Task prompt:
Leave every picture out and write out the records below exactly.

Start of Dataset records

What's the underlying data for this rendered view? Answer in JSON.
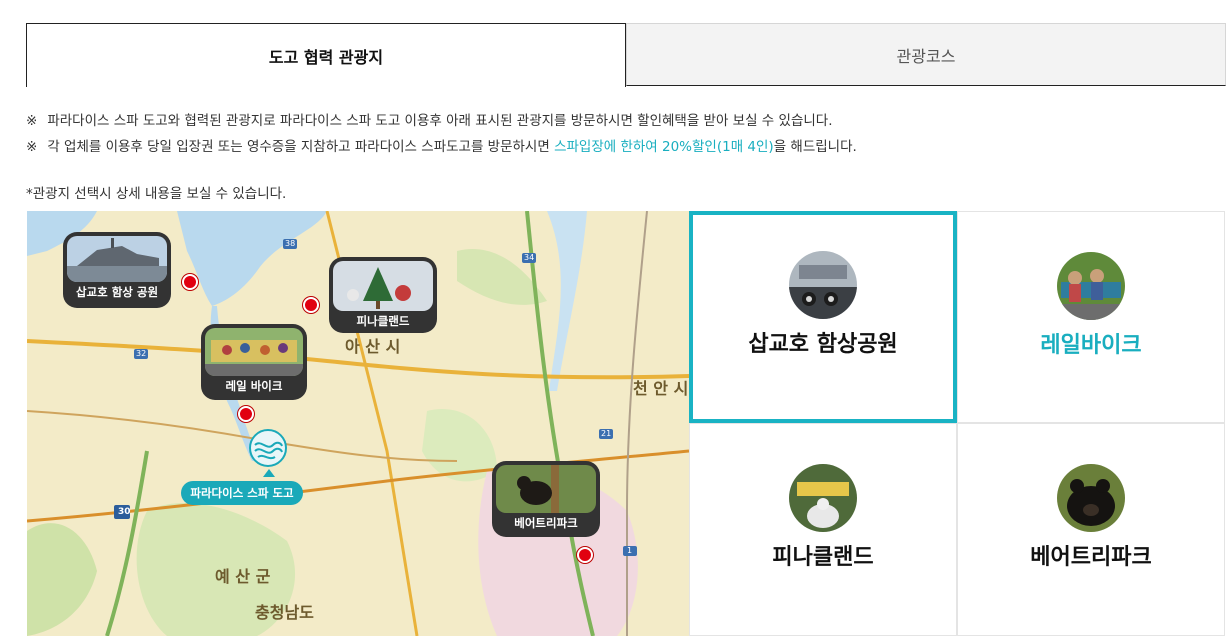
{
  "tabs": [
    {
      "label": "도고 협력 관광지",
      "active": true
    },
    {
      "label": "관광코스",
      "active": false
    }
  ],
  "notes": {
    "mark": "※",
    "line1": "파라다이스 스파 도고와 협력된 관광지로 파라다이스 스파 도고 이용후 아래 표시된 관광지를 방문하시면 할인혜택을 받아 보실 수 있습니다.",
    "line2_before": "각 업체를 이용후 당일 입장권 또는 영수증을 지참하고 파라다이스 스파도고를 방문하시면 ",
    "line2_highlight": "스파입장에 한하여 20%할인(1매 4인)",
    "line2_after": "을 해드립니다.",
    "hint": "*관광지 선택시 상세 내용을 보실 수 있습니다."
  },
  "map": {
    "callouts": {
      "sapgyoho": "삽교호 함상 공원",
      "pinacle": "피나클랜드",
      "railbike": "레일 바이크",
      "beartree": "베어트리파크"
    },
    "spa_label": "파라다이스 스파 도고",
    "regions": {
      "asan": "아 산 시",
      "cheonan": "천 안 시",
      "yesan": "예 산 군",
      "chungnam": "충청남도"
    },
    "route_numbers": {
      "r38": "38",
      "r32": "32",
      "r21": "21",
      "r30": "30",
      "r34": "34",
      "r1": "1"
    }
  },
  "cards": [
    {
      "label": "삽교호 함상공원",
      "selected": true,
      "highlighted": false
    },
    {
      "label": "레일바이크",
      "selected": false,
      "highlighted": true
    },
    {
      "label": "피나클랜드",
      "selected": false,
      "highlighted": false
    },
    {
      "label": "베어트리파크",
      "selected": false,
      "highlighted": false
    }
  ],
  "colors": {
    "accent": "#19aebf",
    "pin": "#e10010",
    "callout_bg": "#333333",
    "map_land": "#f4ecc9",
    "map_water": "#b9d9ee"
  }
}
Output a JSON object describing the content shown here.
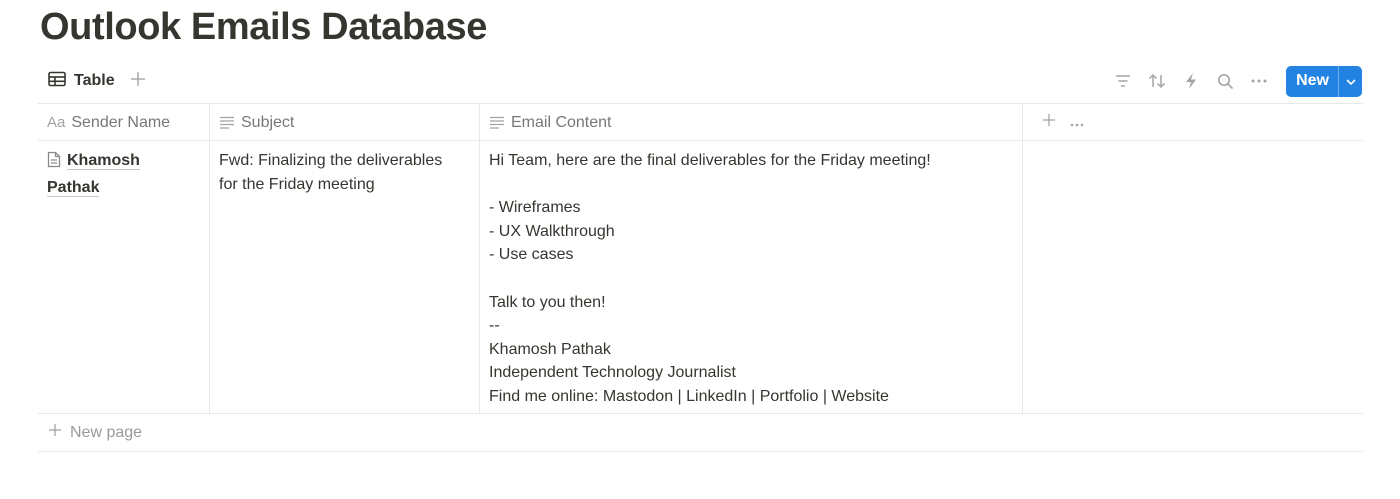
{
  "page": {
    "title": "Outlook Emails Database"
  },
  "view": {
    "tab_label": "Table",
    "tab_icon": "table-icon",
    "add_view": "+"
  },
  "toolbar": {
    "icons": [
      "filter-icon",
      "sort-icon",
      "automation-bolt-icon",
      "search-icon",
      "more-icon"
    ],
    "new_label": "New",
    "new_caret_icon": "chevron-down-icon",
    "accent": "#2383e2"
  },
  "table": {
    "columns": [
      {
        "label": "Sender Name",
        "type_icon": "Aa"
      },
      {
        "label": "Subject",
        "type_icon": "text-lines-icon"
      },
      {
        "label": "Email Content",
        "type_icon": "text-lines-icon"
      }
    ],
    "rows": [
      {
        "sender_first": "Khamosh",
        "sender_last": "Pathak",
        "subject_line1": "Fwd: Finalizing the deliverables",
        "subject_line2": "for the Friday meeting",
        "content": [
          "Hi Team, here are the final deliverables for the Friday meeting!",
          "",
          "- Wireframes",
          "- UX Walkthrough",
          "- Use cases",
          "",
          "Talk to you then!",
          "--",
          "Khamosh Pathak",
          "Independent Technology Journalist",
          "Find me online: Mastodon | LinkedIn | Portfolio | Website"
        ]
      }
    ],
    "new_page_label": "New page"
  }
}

End of Dataset records

Result of this exercise:
What's the underlying data for this rendered view? Answer in JSON.
{
  "tabs": [
    {
      "label": "도고 협력 관광지",
      "active": true
    },
    {
      "label": "관광코스",
      "active": false
    }
  ],
  "notes": {
    "mark": "※",
    "line1": "파라다이스 스파 도고와 협력된 관광지로 파라다이스 스파 도고 이용후 아래 표시된 관광지를 방문하시면 할인혜택을 받아 보실 수 있습니다.",
    "line2_before": "각 업체를 이용후 당일 입장권 또는 영수증을 지참하고 파라다이스 스파도고를 방문하시면 ",
    "line2_highlight": "스파입장에 한하여 20%할인(1매 4인)",
    "line2_after": "을 해드립니다.",
    "hint": "*관광지 선택시 상세 내용을 보실 수 있습니다."
  },
  "map": {
    "callouts": {
      "sapgyoho": "삽교호 함상 공원",
      "pinacle": "피나클랜드",
      "railbike": "레일 바이크",
      "beartree": "베어트리파크"
    },
    "spa_label": "파라다이스 스파 도고",
    "regions": {
      "asan": "아 산 시",
      "cheonan": "천 안 시",
      "yesan": "예 산 군",
      "chungnam": "충청남도"
    },
    "route_numbers": {
      "r38": "38",
      "r32": "32",
      "r21": "21",
      "r30": "30",
      "r34": "34",
      "r1": "1"
    }
  },
  "cards": [
    {
      "label": "삽교호 함상공원",
      "selected": true,
      "highlighted": false
    },
    {
      "label": "레일바이크",
      "selected": false,
      "highlighted": true
    },
    {
      "label": "피나클랜드",
      "selected": false,
      "highlighted": false
    },
    {
      "label": "베어트리파크",
      "selected": false,
      "highlighted": false
    }
  ],
  "colors": {
    "accent": "#19aebf",
    "pin": "#e10010",
    "callout_bg": "#333333",
    "map_land": "#f4ecc9",
    "map_water": "#b9d9ee"
  }
}
Output a JSON object describing the content shown here.
{
  "page": {
    "title": "Outlook Emails Database"
  },
  "view": {
    "tab_label": "Table",
    "tab_icon": "table-icon",
    "add_view": "+"
  },
  "toolbar": {
    "icons": [
      "filter-icon",
      "sort-icon",
      "automation-bolt-icon",
      "search-icon",
      "more-icon"
    ],
    "new_label": "New",
    "new_caret_icon": "chevron-down-icon",
    "accent": "#2383e2"
  },
  "table": {
    "columns": [
      {
        "label": "Sender Name",
        "type_icon": "Aa"
      },
      {
        "label": "Subject",
        "type_icon": "text-lines-icon"
      },
      {
        "label": "Email Content",
        "type_icon": "text-lines-icon"
      }
    ],
    "rows": [
      {
        "sender_first": "Khamosh",
        "sender_last": "Pathak",
        "subject_line1": "Fwd: Finalizing the deliverables",
        "subject_line2": "for the Friday meeting",
        "content": [
          "Hi Team, here are the final deliverables for the Friday meeting!",
          "",
          "- Wireframes",
          "- UX Walkthrough",
          "- Use cases",
          "",
          "Talk to you then!",
          "--",
          "Khamosh Pathak",
          "Independent Technology Journalist",
          "Find me online: Mastodon | LinkedIn | Portfolio | Website"
        ]
      }
    ],
    "new_page_label": "New page"
  }
}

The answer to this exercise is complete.